Copy each line that contains the word "heating".

# Start of DATASET ROWS

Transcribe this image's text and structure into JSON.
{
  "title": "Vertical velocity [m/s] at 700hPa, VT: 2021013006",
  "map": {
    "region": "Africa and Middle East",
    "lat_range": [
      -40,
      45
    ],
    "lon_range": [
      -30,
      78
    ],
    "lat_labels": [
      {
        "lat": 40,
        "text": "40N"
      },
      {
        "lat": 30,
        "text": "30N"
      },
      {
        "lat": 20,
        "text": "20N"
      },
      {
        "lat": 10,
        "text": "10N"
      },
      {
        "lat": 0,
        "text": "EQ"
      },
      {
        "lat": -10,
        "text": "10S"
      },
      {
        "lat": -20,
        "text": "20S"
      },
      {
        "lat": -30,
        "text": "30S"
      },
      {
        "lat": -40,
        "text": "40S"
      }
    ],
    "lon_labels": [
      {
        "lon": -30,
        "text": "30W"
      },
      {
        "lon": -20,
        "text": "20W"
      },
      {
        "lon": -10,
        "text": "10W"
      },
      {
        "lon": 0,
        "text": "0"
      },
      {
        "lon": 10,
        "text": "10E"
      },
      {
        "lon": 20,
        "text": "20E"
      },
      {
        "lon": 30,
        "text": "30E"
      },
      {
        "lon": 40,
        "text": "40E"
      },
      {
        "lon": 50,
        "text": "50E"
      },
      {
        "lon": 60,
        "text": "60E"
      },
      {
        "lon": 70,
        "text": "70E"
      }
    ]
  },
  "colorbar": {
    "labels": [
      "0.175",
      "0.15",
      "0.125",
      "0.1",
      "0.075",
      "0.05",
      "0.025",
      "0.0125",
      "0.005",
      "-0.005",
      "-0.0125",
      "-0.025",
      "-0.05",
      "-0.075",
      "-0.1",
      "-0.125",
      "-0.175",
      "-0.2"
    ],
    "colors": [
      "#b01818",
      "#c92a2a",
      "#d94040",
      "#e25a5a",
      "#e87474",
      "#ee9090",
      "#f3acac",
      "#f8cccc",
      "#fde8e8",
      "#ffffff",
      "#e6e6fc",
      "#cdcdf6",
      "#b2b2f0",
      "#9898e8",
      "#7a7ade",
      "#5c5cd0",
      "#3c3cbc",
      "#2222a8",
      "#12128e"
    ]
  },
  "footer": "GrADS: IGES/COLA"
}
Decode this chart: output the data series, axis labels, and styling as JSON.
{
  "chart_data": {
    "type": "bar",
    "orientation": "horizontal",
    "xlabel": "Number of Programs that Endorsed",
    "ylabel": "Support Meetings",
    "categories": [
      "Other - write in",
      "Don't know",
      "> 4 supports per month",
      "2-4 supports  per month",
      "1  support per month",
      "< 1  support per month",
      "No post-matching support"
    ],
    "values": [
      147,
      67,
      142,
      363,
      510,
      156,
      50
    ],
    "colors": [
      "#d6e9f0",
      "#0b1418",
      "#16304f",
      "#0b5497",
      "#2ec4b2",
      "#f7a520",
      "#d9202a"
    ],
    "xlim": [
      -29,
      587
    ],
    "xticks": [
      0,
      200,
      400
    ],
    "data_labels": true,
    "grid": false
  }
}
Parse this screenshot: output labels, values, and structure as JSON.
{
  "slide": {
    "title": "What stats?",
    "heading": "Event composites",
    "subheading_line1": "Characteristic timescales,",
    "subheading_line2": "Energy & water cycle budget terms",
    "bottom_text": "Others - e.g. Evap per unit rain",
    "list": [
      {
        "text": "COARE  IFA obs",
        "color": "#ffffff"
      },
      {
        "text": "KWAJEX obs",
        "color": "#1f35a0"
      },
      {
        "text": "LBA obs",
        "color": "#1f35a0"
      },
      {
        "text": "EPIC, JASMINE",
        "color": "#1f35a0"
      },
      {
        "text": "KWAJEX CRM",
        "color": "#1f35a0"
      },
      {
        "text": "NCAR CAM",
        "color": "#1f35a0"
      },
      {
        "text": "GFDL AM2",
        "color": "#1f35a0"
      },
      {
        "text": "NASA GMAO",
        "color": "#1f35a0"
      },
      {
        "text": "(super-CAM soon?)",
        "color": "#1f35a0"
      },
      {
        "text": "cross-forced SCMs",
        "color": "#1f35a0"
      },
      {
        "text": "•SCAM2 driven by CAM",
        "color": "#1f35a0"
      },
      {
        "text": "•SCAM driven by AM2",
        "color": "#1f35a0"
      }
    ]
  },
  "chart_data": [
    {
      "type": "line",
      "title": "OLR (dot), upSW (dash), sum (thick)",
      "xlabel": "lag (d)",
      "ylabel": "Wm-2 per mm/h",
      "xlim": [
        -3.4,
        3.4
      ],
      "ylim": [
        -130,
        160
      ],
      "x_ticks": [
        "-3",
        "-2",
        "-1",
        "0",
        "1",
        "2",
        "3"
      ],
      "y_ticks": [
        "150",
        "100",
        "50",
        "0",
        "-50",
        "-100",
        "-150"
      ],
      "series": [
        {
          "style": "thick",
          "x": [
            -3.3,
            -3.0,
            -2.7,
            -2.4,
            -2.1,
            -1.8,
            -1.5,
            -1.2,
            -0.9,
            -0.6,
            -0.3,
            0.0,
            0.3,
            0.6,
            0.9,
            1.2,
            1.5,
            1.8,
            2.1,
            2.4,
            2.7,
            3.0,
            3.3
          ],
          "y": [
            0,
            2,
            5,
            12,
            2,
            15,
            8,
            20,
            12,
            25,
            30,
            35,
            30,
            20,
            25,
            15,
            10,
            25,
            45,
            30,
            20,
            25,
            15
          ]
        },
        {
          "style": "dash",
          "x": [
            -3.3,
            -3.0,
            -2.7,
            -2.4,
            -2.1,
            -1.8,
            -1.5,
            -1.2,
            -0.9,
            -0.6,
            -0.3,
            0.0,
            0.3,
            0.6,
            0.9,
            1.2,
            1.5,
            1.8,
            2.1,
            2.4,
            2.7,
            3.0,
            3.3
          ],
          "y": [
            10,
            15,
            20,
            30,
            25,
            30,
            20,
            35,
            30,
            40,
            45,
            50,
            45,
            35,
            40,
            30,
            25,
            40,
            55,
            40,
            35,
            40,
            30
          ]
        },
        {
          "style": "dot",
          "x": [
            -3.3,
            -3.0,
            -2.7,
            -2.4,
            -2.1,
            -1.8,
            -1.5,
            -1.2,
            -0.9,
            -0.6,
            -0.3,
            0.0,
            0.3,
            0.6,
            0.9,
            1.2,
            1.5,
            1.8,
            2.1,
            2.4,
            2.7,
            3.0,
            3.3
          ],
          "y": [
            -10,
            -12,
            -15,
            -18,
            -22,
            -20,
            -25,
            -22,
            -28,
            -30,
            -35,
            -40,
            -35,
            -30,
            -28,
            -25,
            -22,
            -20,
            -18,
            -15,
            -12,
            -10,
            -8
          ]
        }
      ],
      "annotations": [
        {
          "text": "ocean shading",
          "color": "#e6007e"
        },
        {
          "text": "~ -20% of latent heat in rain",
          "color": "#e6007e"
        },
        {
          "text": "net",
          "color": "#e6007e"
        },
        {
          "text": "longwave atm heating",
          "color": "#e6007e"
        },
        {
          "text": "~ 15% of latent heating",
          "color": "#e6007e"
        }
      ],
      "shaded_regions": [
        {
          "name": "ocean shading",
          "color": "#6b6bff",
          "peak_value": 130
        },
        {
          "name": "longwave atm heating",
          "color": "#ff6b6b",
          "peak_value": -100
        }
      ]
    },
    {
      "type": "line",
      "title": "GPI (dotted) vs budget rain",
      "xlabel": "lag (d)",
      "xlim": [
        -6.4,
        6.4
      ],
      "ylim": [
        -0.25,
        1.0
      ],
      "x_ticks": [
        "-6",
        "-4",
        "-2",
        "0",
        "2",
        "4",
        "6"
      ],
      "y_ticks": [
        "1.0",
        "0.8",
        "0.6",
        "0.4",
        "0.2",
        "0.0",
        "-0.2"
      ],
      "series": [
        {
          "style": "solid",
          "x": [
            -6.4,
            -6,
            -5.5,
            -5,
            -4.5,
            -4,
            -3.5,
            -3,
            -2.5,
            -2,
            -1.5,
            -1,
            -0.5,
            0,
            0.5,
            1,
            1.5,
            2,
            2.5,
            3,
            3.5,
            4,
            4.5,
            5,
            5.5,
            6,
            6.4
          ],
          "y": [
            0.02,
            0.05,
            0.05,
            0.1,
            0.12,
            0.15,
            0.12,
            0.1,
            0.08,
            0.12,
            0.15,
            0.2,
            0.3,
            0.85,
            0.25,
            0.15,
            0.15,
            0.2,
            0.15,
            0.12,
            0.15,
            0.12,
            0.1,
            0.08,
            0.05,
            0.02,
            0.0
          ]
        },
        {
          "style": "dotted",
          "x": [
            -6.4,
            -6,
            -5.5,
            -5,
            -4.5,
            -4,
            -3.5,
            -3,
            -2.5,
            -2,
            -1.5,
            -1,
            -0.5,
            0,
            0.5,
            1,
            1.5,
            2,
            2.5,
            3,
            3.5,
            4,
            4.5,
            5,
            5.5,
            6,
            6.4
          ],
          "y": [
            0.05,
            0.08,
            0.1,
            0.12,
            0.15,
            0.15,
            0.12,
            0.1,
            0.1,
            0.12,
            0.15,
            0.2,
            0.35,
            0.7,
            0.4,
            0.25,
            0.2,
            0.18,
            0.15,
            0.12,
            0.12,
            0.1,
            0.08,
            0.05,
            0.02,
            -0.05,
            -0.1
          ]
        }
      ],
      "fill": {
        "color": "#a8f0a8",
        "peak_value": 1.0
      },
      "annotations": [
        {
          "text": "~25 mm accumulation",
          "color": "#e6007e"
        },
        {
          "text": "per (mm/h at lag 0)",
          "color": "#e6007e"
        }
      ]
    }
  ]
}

# End of DATASET ROWS

→ THE REPLY:
          "text": "longwave atm heating",
          "text": "~ 15% of latent heating",
          "name": "longwave atm heating",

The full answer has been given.